**Transcription dataset entries**
★ ★ ★ ★ ★

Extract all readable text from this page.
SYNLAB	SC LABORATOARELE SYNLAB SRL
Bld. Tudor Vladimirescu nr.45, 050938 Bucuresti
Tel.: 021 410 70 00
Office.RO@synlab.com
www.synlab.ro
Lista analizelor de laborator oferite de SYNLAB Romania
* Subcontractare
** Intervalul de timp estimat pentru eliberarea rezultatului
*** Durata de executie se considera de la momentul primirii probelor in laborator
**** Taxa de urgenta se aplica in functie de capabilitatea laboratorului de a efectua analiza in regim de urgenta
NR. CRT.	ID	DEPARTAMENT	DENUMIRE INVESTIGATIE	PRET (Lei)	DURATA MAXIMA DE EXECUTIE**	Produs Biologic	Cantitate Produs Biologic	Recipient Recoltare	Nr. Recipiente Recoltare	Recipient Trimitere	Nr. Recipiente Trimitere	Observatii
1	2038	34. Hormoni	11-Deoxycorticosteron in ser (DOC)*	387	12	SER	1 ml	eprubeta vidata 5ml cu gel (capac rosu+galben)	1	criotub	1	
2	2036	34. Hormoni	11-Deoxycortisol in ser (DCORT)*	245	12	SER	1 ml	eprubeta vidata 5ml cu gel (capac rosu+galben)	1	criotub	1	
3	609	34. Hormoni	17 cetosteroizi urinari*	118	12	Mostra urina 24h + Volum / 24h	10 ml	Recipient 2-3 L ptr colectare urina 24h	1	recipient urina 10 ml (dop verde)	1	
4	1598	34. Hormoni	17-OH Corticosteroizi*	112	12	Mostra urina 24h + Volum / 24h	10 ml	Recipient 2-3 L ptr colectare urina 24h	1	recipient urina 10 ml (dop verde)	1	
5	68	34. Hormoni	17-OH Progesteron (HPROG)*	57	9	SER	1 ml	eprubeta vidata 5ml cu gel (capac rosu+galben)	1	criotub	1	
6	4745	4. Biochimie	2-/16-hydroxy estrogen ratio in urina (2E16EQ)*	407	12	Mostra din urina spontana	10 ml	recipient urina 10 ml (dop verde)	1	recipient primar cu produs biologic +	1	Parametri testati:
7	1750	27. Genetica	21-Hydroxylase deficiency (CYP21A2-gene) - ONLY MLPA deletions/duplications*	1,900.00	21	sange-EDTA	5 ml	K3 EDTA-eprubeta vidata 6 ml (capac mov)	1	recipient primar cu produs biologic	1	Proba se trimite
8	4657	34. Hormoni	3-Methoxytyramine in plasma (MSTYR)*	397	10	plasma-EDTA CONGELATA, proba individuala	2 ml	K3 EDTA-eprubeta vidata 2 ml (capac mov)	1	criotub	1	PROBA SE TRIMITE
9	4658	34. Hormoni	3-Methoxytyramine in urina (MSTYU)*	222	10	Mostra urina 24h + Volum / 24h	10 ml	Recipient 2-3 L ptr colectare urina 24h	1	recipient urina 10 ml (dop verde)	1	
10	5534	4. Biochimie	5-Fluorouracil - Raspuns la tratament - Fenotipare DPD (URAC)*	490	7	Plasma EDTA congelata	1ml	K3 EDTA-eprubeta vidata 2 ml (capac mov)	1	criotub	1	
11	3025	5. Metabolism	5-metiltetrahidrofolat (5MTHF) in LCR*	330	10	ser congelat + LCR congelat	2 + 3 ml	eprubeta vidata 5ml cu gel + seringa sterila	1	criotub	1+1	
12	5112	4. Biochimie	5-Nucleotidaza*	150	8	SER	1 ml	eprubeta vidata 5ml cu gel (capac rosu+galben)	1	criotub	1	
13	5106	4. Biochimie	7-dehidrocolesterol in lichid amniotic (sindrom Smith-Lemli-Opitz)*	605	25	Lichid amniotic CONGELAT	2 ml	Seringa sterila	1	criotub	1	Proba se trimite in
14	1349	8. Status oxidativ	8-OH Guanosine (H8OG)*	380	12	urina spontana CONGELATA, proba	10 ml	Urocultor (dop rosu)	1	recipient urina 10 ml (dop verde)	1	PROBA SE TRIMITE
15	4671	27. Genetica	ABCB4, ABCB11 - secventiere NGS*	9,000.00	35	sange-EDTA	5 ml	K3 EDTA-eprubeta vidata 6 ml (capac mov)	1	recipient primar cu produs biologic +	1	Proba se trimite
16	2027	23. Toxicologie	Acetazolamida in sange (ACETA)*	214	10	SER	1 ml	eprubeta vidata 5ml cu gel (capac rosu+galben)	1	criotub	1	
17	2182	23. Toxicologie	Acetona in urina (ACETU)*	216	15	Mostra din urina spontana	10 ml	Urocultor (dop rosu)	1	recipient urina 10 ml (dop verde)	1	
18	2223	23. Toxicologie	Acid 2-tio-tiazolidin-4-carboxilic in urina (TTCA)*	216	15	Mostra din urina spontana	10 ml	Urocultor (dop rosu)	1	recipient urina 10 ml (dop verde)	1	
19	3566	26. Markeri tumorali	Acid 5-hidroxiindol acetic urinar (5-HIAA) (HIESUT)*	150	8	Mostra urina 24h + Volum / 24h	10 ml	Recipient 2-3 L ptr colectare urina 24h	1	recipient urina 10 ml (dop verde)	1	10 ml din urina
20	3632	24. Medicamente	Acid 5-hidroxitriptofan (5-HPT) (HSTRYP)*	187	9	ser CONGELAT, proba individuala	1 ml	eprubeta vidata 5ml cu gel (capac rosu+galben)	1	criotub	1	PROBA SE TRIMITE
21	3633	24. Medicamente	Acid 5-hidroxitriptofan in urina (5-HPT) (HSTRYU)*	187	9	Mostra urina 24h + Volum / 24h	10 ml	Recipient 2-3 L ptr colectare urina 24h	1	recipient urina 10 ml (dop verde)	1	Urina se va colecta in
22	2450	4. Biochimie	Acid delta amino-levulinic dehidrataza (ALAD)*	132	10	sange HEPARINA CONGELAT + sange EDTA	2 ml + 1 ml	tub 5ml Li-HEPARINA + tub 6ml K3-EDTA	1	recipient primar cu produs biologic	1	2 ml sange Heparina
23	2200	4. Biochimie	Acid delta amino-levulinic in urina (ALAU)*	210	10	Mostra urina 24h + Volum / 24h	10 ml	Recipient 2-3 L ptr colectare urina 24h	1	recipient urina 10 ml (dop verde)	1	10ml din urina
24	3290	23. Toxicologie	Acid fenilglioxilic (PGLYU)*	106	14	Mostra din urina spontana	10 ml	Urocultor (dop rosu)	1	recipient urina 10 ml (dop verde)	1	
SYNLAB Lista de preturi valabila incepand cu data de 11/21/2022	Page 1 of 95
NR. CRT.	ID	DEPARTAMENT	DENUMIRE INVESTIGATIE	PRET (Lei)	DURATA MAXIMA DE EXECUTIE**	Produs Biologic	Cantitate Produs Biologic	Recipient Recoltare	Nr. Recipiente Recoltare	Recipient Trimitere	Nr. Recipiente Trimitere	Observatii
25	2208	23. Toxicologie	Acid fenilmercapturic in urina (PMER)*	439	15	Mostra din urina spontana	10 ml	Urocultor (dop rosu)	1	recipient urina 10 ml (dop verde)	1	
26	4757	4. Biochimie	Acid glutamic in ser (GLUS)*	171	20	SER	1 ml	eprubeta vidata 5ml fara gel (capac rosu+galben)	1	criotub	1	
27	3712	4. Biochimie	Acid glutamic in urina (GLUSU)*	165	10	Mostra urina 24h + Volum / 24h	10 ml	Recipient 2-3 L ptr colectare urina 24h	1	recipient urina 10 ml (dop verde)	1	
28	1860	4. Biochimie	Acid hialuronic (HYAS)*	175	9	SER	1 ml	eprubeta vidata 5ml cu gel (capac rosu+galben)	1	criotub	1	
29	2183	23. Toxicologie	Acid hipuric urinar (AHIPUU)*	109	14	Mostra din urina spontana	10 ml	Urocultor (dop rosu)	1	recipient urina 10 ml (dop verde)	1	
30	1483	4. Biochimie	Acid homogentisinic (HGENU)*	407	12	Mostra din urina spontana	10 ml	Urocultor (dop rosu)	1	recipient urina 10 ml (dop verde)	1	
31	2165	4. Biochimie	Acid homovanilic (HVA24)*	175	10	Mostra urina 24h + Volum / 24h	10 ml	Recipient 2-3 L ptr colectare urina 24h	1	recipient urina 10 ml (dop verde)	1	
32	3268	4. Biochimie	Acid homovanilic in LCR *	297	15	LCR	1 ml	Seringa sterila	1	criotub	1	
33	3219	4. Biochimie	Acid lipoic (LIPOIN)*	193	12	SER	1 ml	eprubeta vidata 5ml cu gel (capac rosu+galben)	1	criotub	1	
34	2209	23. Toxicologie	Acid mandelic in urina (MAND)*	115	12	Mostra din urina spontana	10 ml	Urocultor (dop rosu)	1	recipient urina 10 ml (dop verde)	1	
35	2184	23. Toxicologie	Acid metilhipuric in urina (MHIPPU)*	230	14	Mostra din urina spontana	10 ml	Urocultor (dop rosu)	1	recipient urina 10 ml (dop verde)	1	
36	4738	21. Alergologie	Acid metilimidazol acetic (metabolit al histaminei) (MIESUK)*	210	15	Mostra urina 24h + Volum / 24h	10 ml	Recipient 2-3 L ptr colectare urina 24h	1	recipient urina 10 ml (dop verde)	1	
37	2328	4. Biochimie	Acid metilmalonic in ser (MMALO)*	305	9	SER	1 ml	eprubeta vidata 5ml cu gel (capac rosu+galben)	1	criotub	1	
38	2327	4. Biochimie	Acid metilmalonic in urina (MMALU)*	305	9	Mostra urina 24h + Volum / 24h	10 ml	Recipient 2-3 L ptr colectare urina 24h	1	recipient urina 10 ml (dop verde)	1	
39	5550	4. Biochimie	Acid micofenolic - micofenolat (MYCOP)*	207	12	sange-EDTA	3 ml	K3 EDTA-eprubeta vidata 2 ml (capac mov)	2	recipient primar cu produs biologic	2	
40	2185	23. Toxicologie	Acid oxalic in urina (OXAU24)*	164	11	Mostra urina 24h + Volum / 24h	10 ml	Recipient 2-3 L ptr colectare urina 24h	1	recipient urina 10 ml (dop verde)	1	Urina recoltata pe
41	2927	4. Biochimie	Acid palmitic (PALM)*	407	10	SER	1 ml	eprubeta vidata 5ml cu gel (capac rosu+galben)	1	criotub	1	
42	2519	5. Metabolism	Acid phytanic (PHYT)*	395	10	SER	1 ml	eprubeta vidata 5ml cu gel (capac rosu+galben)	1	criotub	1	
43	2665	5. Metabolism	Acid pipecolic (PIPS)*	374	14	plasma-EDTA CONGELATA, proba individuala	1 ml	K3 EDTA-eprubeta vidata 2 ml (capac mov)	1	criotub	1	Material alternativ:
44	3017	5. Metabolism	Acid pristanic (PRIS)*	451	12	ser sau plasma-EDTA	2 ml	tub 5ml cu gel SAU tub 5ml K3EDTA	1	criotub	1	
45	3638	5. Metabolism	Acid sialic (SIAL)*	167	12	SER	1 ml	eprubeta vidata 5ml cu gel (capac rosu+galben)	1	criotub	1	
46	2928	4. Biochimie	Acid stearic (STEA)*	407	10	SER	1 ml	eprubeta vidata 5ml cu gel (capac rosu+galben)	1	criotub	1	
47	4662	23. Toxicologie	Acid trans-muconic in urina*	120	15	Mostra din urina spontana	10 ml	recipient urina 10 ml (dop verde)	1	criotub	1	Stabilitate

★ ★ ★ ★ ★

**Task statement**
Work out how many lines in the records above contain the word "individuala". State only that number.

**Solution to the exercise**
3